**Required task**:
Take the material below and retype it in full; pictures are left out.

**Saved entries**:
↓

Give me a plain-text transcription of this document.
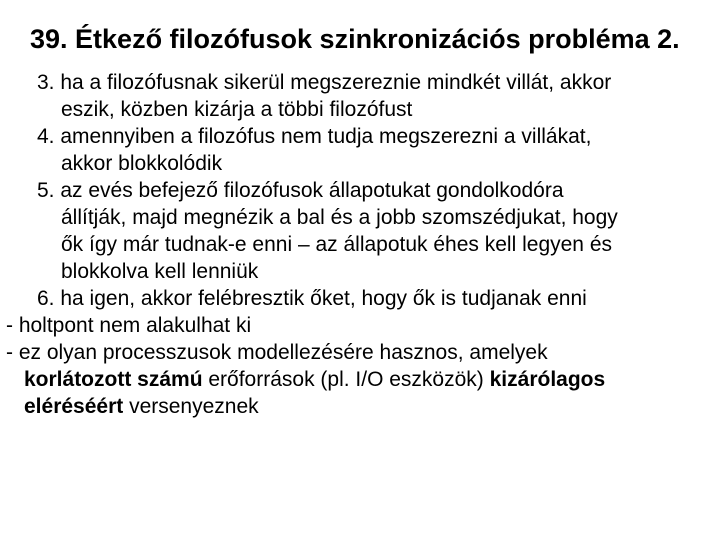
39. Étkező filozófusok szinkronizációs probléma 2.
3. ha a filozófusnak sikerül megszereznie mindkét villát, akkor
eszik, közben kizárja a többi filozófust
4. amennyiben a filozófus nem tudja megszerezni a villákat,
akkor blokkolódik
5. az evés befejező filozófusok állapotukat gondolkodóra
állítják, majd megnézik a bal és a jobb szomszédjukat, hogy
ők így már tudnak-e enni – az állapotuk éhes kell legyen és
blokkolva kell lenniük
6. ha igen, akkor felébresztik őket, hogy ők is tudjanak enni
- holtpont nem alakulhat ki
- ez olyan processzusok modellezésére hasznos, amelyek
korlátozott számú erőforrások (pl. I/O eszközök) kizárólagos
eléréséért versenyeznek
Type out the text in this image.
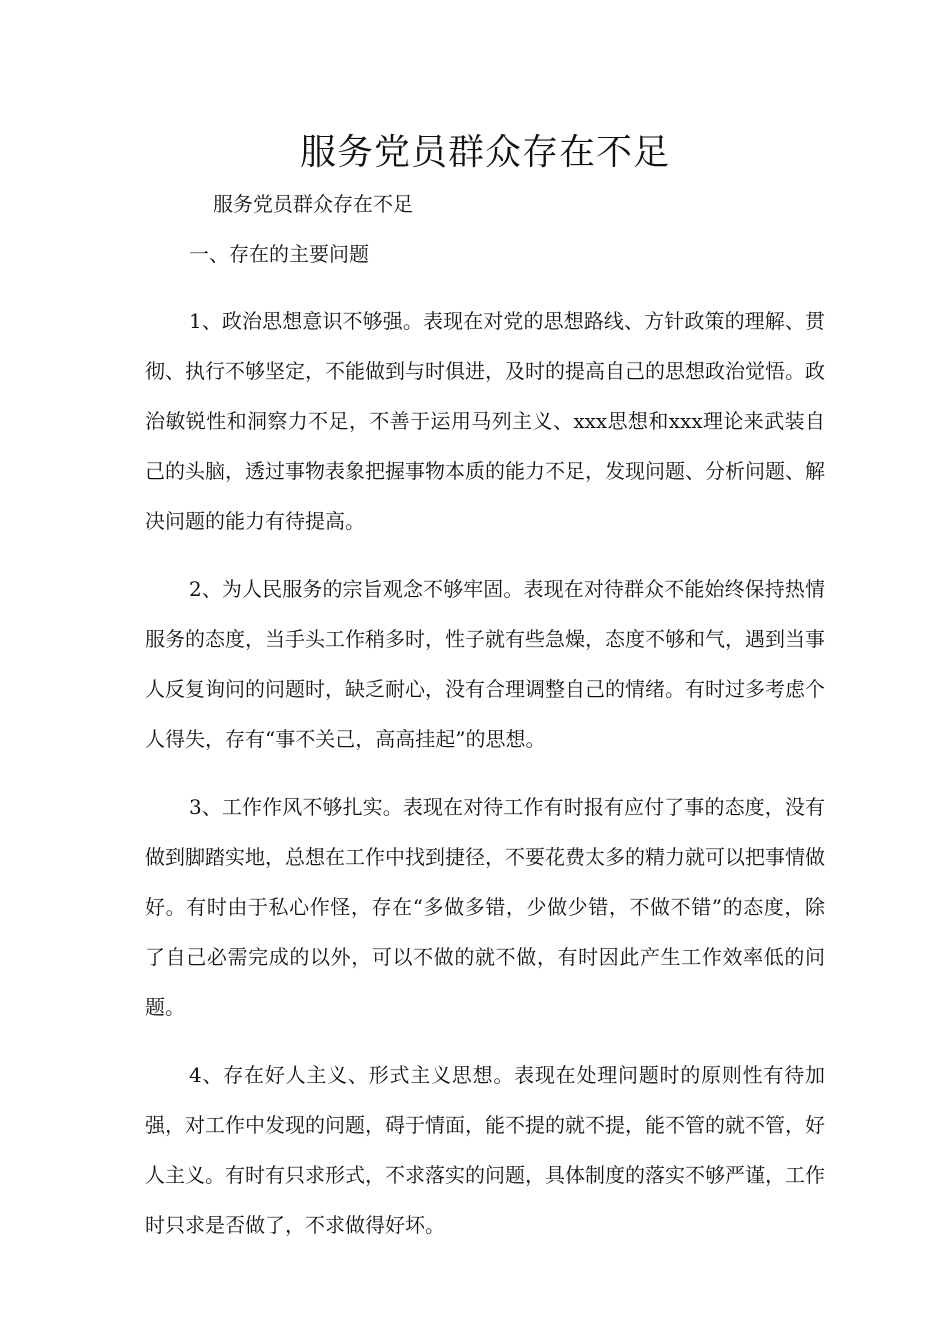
服务党员群众存在不足

服务党员群众存在不足

一、存在的主要问题

1、政治思想意识不够强。表现在对党的思想路线、方针政策的理解、贯彻、执行不够坚定，不能做到与时俱进，及时的提高自己的思想政治觉悟。政治敏锐性和洞察力不足，不善于运用马列主义、xxx思想和xxx理论来武装自己的头脑，透过事物表象把握事物本质的能力不足，发现问题、分析问题、解决问题的能力有待提高。

2、为人民服务的宗旨观念不够牢固。表现在对待群众不能始终保持热情服务的态度，当手头工作稍多时，性子就有些急燥，态度不够和气，遇到当事人反复询问的问题时，缺乏耐心，没有合理调整自己的情绪。有时过多考虑个人得失，存有“事不关己，高高挂起”的思想。

3、工作作风不够扎实。表现在对待工作有时报有应付了事的态度，没有做到脚踏实地，总想在工作中找到捷径，不要花费太多的精力就可以把事情做好。有时由于私心作怪，存在“多做多错，少做少错，不做不错”的态度，除了自己必需完成的以外，可以不做的就不做，有时因此产生工作效率低的问题。

4、存在好人主义、形式主义思想。表现在处理问题时的原则性有待加强，对工作中发现的问题，碍于情面，能不提的就不提，能不管的就不管，好人主义。有时有只求形式，不求落实的问题，具体制度的落实不够严谨，工作时只求是否做了，不求做得好坏。
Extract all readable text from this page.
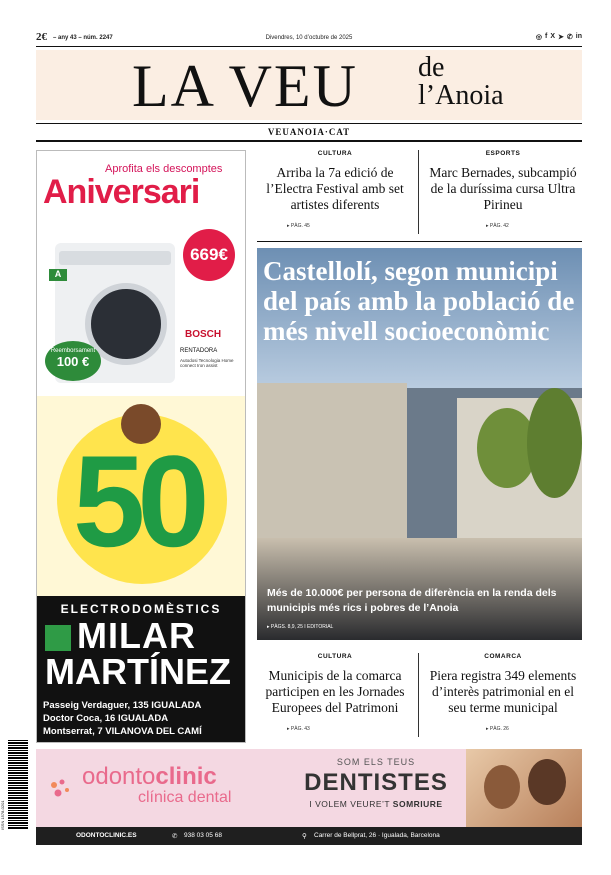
2€ – any 43 – núm. 2247	Divendres, 10 d’octubre de 2025	◎ f X ➤ ✆ in
LA VEU de
l’Anoia
VEUANOIA·CAT
Aprofita els descomptes
Aniversari
A
669€
Reemborsament
100 €
BOSCH
RENTADORA
Autodosi Tecnologia Home connect Iron assist
50
ELECTRODOMÈSTICS
MILAR
MARTÍNEZ
Passeig Verdaguer, 135 IGUALADA
Doctor Coca, 16 IGUALADA
Montserrat, 7 VILANOVA DEL CAMÍ
CULTURA
Arriba la 7a edició de l’Electra Festival amb set artistes diferents
▸ PÀG. 45
ESPORTS
Marc Bernades, subcampió de la duríssima cursa Ultra Pirineu
▸ PÀG. 42
Castellolí, segon municipi del país amb la població de més nivell socioeconòmic
Més de 10.000€ per persona de diferència en la renda dels municipis més rics i pobres de l’Anoia
▸ PÀGS. 8,9, 25 I EDITORIAL
CULTURA
Municipis de la comarca participen en les Jornades Europees del Patrimoni
▸ PÀG. 43
COMARCA
Piera registra 349 elements d’interès patrimonial en el seu terme municipal
▸ PÀG. 26
ISSN 1578-0201
odontoclinic
clínica dental
SOM ELS TEUS
DENTISTES
I VOLEM VEURE’T SOMRIURE
ODONTOCLINIC.ES	✆ 938 03 05 68	⚲ Carrer de Bellprat, 26 · Igualada, Barcelona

↑

**The response**:
Give me a plain-text transcription of this document.
39. Étkező filozófusok szinkronizációs probléma 2.
3. ha a filozófusnak sikerül megszereznie mindkét villát, akkor
eszik, közben kizárja a többi filozófust
4. amennyiben a filozófus nem tudja megszerezni a villákat,
akkor blokkolódik
5. az evés befejező filozófusok állapotukat gondolkodóra
állítják, majd megnézik a bal és a jobb szomszédjukat, hogy
ők így már tudnak-e enni – az állapotuk éhes kell legyen és
blokkolva kell lenniük
6. ha igen, akkor felébresztik őket, hogy ők is tudjanak enni
- holtpont nem alakulhat ki
- ez olyan processzusok modellezésére hasznos, amelyek
korlátozott számú erőforrások (pl. I/O eszközök) kizárólagos
eléréséért versenyeznek
Type out the text in this image.
服务党员群众存在不足

服务党员群众存在不足

一、存在的主要问题

1、政治思想意识不够强。表现在对党的思想路线、方针政策的理解、贯彻、执行不够坚定，不能做到与时俱进，及时的提高自己的思想政治觉悟。政治敏锐性和洞察力不足，不善于运用马列主义、xxx思想和xxx理论来武装自己的头脑，透过事物表象把握事物本质的能力不足，发现问题、分析问题、解决问题的能力有待提高。

2、为人民服务的宗旨观念不够牢固。表现在对待群众不能始终保持热情服务的态度，当手头工作稍多时，性子就有些急燥，态度不够和气，遇到当事人反复询问的问题时，缺乏耐心，没有合理调整自己的情绪。有时过多考虑个人得失，存有“事不关己，高高挂起”的思想。

3、工作作风不够扎实。表现在对待工作有时报有应付了事的态度，没有做到脚踏实地，总想在工作中找到捷径，不要花费太多的精力就可以把事情做好。有时由于私心作怪，存在“多做多错，少做少错，不做不错”的态度，除了自己必需完成的以外，可以不做的就不做，有时因此产生工作效率低的问题。

4、存在好人主义、形式主义思想。表现在处理问题时的原则性有待加强，对工作中发现的问题，碍于情面，能不提的就不提，能不管的就不管，好人主义。有时有只求形式，不求落实的问题，具体制度的落实不够严谨，工作时只求是否做了，不求做得好坏。
Extract all readable text from this page.
2€ – any 43 – núm. 2247	Divendres, 10 d’octubre de 2025	◎ f X ➤ ✆ in
LA VEU de
l’Anoia
VEUANOIA·CAT
Aprofita els descomptes
Aniversari
A
669€
Reemborsament
100 €
BOSCH
RENTADORA
Autodosi Tecnologia Home connect Iron assist
50
ELECTRODOMÈSTICS
MILAR
MARTÍNEZ
Passeig Verdaguer, 135 IGUALADA
Doctor Coca, 16 IGUALADA
Montserrat, 7 VILANOVA DEL CAMÍ
CULTURA
Arriba la 7a edició de l’Electra Festival amb set artistes diferents
▸ PÀG. 45
ESPORTS
Marc Bernades, subcampió de la duríssima cursa Ultra Pirineu
▸ PÀG. 42
Castellolí, segon municipi del país amb la població de més nivell socioeconòmic
Més de 10.000€ per persona de diferència en la renda dels municipis més rics i pobres de l’Anoia
▸ PÀGS. 8,9, 25 I EDITORIAL
CULTURA
Municipis de la comarca participen en les Jornades Europees del Patrimoni
▸ PÀG. 43
COMARCA
Piera registra 349 elements d’interès patrimonial en el seu terme municipal
▸ PÀG. 26
ISSN 1578-0201
odontoclinic
clínica dental
SOM ELS TEUS
DENTISTES
I VOLEM VEURE’T SOMRIURE
ODONTOCLINIC.ES	✆ 938 03 05 68	⚲ Carrer de Bellprat, 26 · Igualada, Barcelona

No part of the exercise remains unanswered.